Stored data entries >>

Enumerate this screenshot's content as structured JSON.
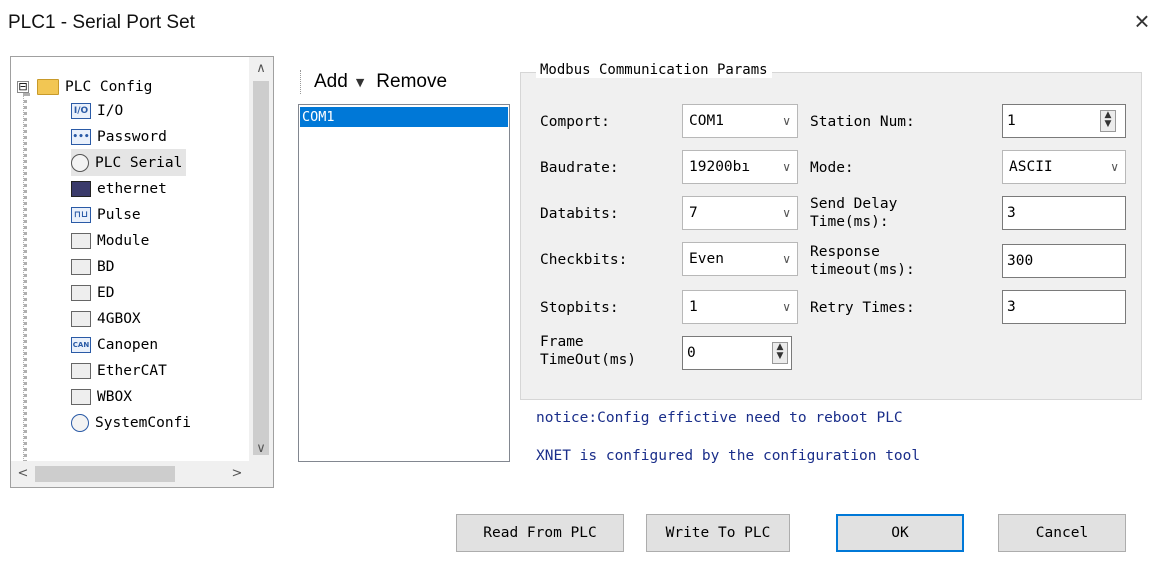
{
  "window": {
    "title": "PLC1 - Serial Port  Set",
    "close_glyph": "×"
  },
  "tree": {
    "root_label": "PLC Config",
    "root_expander": "⊟",
    "items": [
      {
        "label": "I/O",
        "icon": "io-icon"
      },
      {
        "label": "Password",
        "icon": "password-icon"
      },
      {
        "label": "PLC Serial",
        "icon": "serial-port-icon"
      },
      {
        "label": "ethernet",
        "icon": "ethernet-icon"
      },
      {
        "label": "Pulse",
        "icon": "pulse-icon"
      },
      {
        "label": "Module",
        "icon": "module-icon"
      },
      {
        "label": "BD",
        "icon": "bd-icon"
      },
      {
        "label": "ED",
        "icon": "ed-icon"
      },
      {
        "label": "4GBOX",
        "icon": "4gbox-icon"
      },
      {
        "label": "Canopen",
        "icon": "canopen-icon"
      },
      {
        "label": "EtherCAT",
        "icon": "ethercat-icon"
      },
      {
        "label": "WBOX",
        "icon": "wbox-icon"
      },
      {
        "label": "SystemConfi",
        "icon": "system-config-icon"
      }
    ],
    "selected_index": 2,
    "scroll_up": "∧",
    "scroll_down": "∨",
    "scroll_left": "<",
    "scroll_right": ">"
  },
  "toolbar": {
    "add_label": "Add",
    "add_arrow": "▼",
    "remove_label": "Remove"
  },
  "com_list": {
    "items": [
      "COM1"
    ],
    "selected": "COM1"
  },
  "params": {
    "group_title": "Modbus Communication Params",
    "comport": {
      "label": "Comport:",
      "value": "COM1"
    },
    "baudrate": {
      "label": "Baudrate:",
      "value": "19200bı"
    },
    "databits": {
      "label": "Databits:",
      "value": "7"
    },
    "checkbits": {
      "label": "Checkbits:",
      "value": "Even"
    },
    "stopbits": {
      "label": "Stopbits:",
      "value": "1"
    },
    "frame_timeout": {
      "label_line1": "Frame",
      "label_line2": "TimeOut(ms)",
      "value": "0"
    },
    "station_num": {
      "label": "Station Num:",
      "value": "1"
    },
    "mode": {
      "label": "Mode:",
      "value": "ASCII"
    },
    "send_delay": {
      "label_line1": "Send Delay",
      "label_line2": "Time(ms):",
      "value": "3"
    },
    "response_timeout": {
      "label_line1": "Response",
      "label_line2": "timeout(ms):",
      "value": "300"
    },
    "retry_times": {
      "label": "Retry Times:",
      "value": "3"
    },
    "dropdown_arrow": "∨",
    "spin_up": "▲",
    "spin_down": "▼"
  },
  "notices": {
    "line1": "notice:Config effictive need to reboot PLC",
    "line2": "XNET is configured by the configuration tool"
  },
  "buttons": {
    "read": "Read From PLC",
    "write": "Write To PLC",
    "ok": "OK",
    "cancel": "Cancel"
  },
  "colors": {
    "selection": "#0078d7",
    "notice_text": "#1a2e8a"
  }
}
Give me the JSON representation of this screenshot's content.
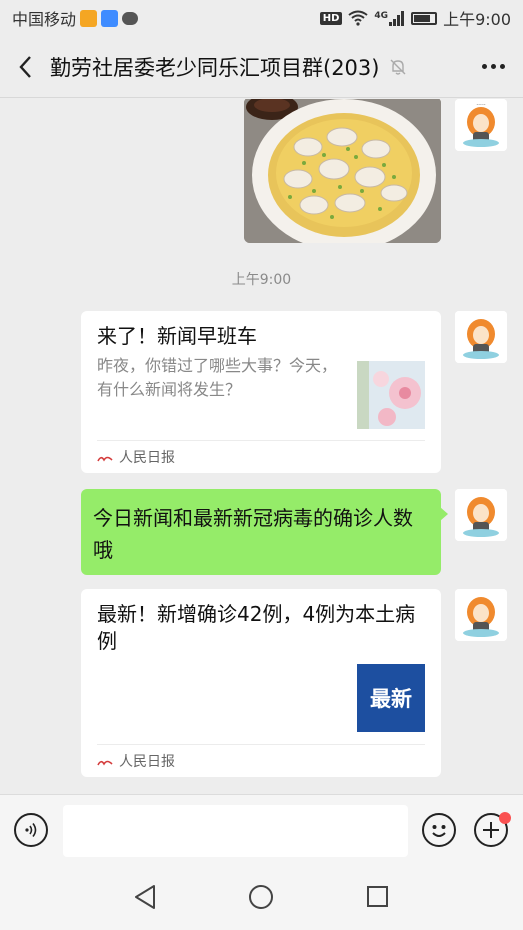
{
  "status_bar": {
    "carrier": "中国移动",
    "network_label": "4G",
    "hd_label": "HD",
    "time": "上午9:00"
  },
  "header": {
    "title": "勤劳社居委老少同乐汇项目群(203)"
  },
  "messages": {
    "timestamp": "上午9:00",
    "card1": {
      "title": "来了！新闻早班车",
      "description": "昨夜，你错过了哪些大事？今天，有什么新闻将发生？",
      "source": "人民日报"
    },
    "text_message": {
      "text": "今日新闻和最新新冠病毒的确诊人数哦"
    },
    "card2": {
      "title": "最新！新增确诊42例，4例为本土病例",
      "thumb_text": "最新",
      "source": "人民日报"
    }
  },
  "icons": {
    "back": "chevron-left-icon",
    "mute": "bell-off-icon",
    "more": "more-dots-icon",
    "voice": "voice-icon",
    "emoji": "emoji-icon",
    "plus": "plus-icon"
  },
  "colors": {
    "background": "#ededed",
    "own_bubble": "#95ec69",
    "card": "#ffffff",
    "latest_thumb": "#1d4fa0",
    "notification_dot": "#fa5151"
  }
}
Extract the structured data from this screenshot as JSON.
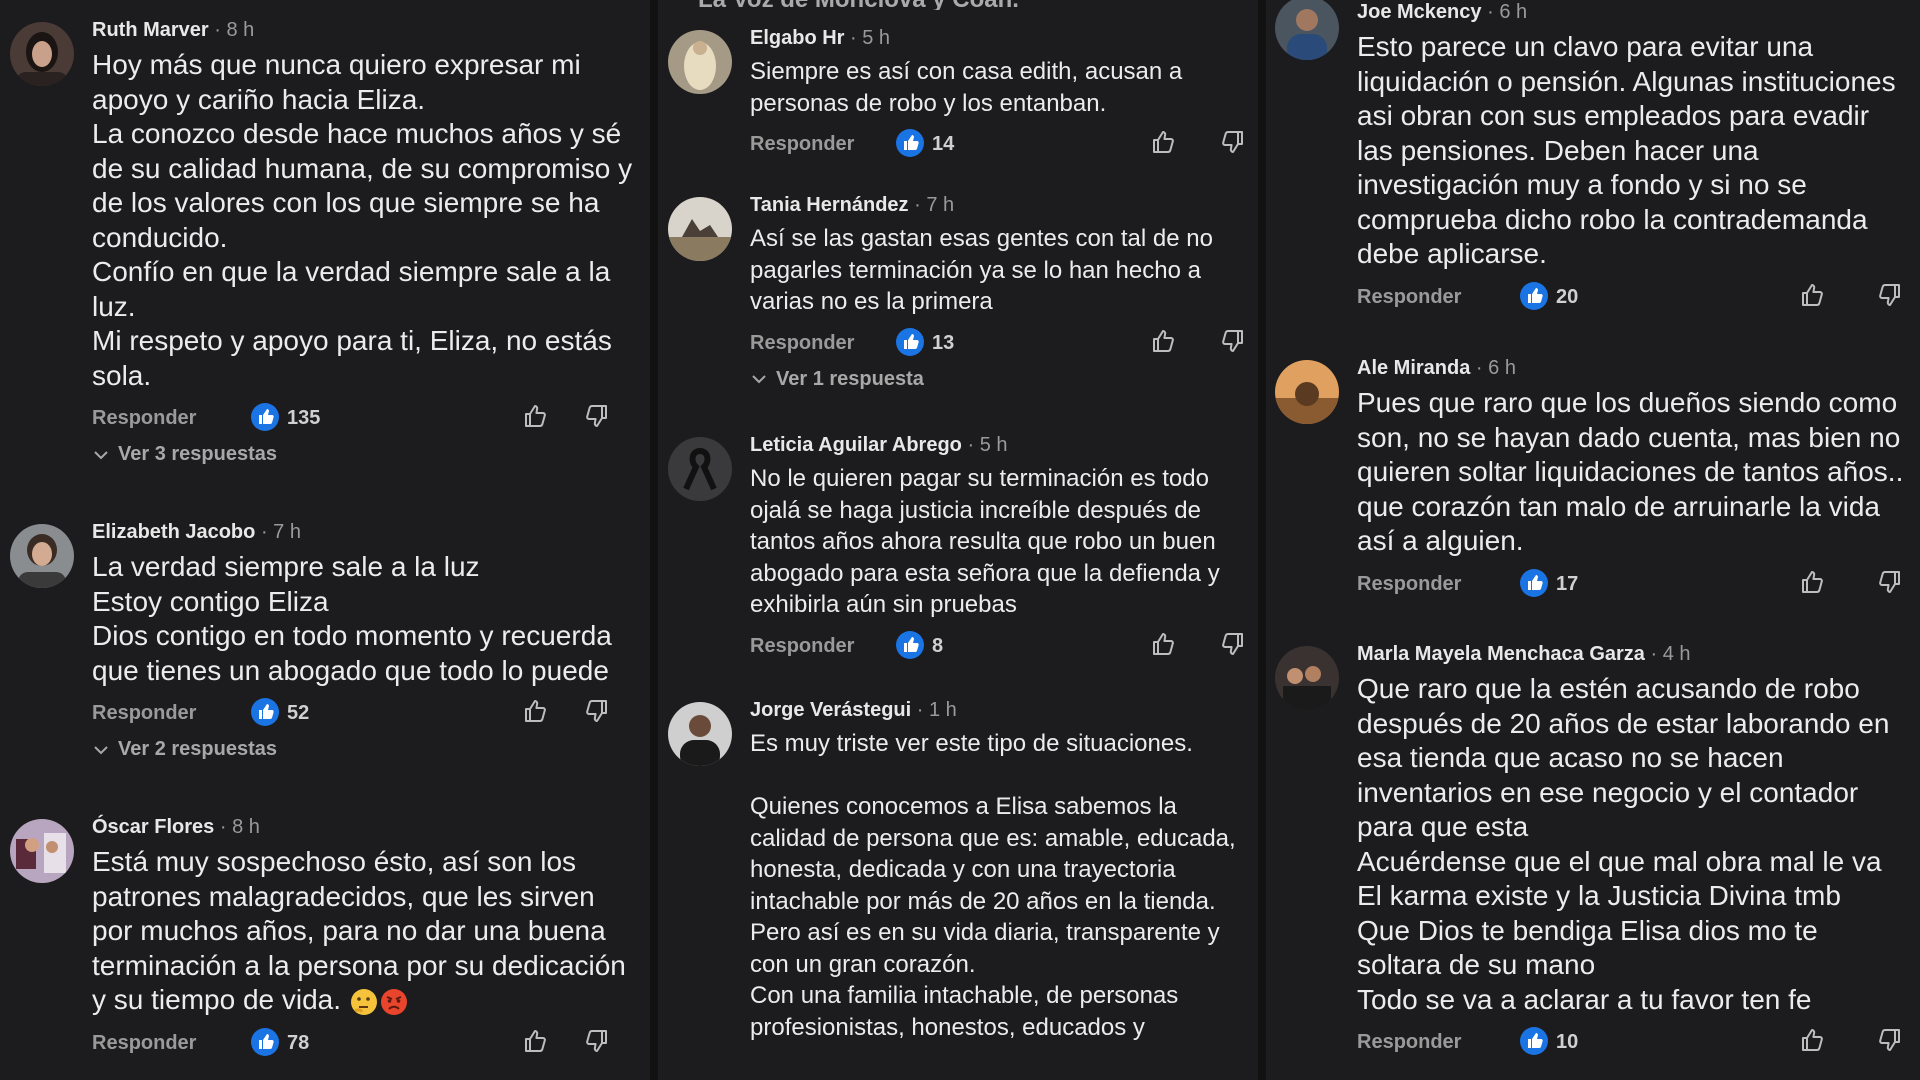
{
  "header": {
    "partial_title": "La Voz de Monclova y Coah."
  },
  "actions": {
    "reply_label": "Responder"
  },
  "columns": [
    {
      "comments": [
        {
          "name": "Ruth Marver",
          "time": "8 h",
          "text": "Hoy más que nunca quiero expresar mi apoyo y cariño hacia Eliza.\nLa conozco desde hace muchos años y sé de su calidad humana, de su compromiso y de los valores con los que siempre se ha conducido.\nConfío en que la verdad siempre sale a la luz.\nMi respeto y apoyo para ti, Eliza, no estás sola.",
          "likes": "135",
          "replies_label": "Ver 3 respuestas"
        },
        {
          "name": "Elizabeth Jacobo",
          "time": "7 h",
          "text": "La verdad siempre sale a la luz\nEstoy contigo Eliza\nDios contigo en todo momento y recuerda que tienes un abogado que todo lo puede",
          "likes": "52",
          "replies_label": "Ver 2 respuestas"
        },
        {
          "name": "Óscar Flores",
          "time": "8 h",
          "text": "Está muy sospechoso ésto, así son los patrones malagradecidos, que les sirven por muchos años, para no dar una buena terminación a la persona por su dedicación y su tiempo de vida.",
          "likes": "78",
          "emojis": [
            "thinking-face-emoji",
            "angry-face-emoji"
          ]
        }
      ]
    },
    {
      "comments": [
        {
          "name": "Elgabo Hr",
          "time": "5 h",
          "text": "Siempre es así con casa edith, acusan a personas de robo y los entanban.",
          "likes": "14"
        },
        {
          "name": "Tania Hernández",
          "time": "7 h",
          "text": "Así se las gastan esas gentes con tal de no pagarles terminación ya se lo han hecho a varias no es la primera",
          "likes": "13",
          "replies_label": "Ver 1 respuesta"
        },
        {
          "name": "Leticia Aguilar Abrego",
          "time": "5 h",
          "text": "No le quieren pagar su terminación es todo ojalá se haga justicia increíble después de tantos años ahora resulta que robo un buen abogado para esta señora que la defienda y exhibirla aún sin pruebas",
          "likes": "8"
        },
        {
          "name": "Jorge Verástegui",
          "time": "1 h",
          "text": "Es muy triste ver este tipo de situaciones.\n\nQuienes conocemos a Elisa sabemos la calidad de persona que es: amable, educada, honesta, dedicada y con una trayectoria intachable por más de 20 años en la tienda.\nPero así es en su vida diaria, transparente y con un gran corazón.\nCon una familia intachable, de personas profesionistas, honestos, educados y"
        }
      ]
    },
    {
      "comments": [
        {
          "name": "Joe Mckency",
          "time": "6 h",
          "text": "Esto parece un clavo para evitar una liquidación o pensión. Algunas instituciones asi obran con sus empleados para evadir las pensiones. Deben hacer una investigación muy a fondo y si no se comprueba dicho robo la contrademanda debe aplicarse.",
          "likes": "20"
        },
        {
          "name": "Ale Miranda",
          "time": "6 h",
          "text": "Pues que raro que los dueños siendo como son, no se hayan dado cuenta, mas bien no quieren soltar liquidaciones de tantos años.. que corazón tan malo de arruinarle la vida así a alguien.",
          "likes": "17"
        },
        {
          "name": "Marla Mayela Menchaca Garza",
          "time": "4 h",
          "text": "Que raro que la estén acusando de robo después de 20 años de estar laborando en esa tienda que acaso no se hacen inventarios en ese negocio y el contador para que esta\nAcuérdense que el que mal obra mal le va\nEl karma existe y la Justicia Divina tmb\nQue Dios te bendiga Elisa dios mo te soltara de su mano\nTodo se va a aclarar a tu favor ten fe",
          "likes": "10"
        }
      ]
    }
  ],
  "colors": {
    "background": "#1c1c1e",
    "like_badge": "#1b74e4",
    "muted_text": "#9a9a9a"
  }
}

Objective >>
Only a number is wanted: how many lines contain the word "corazón"?

Solution for this task >>
2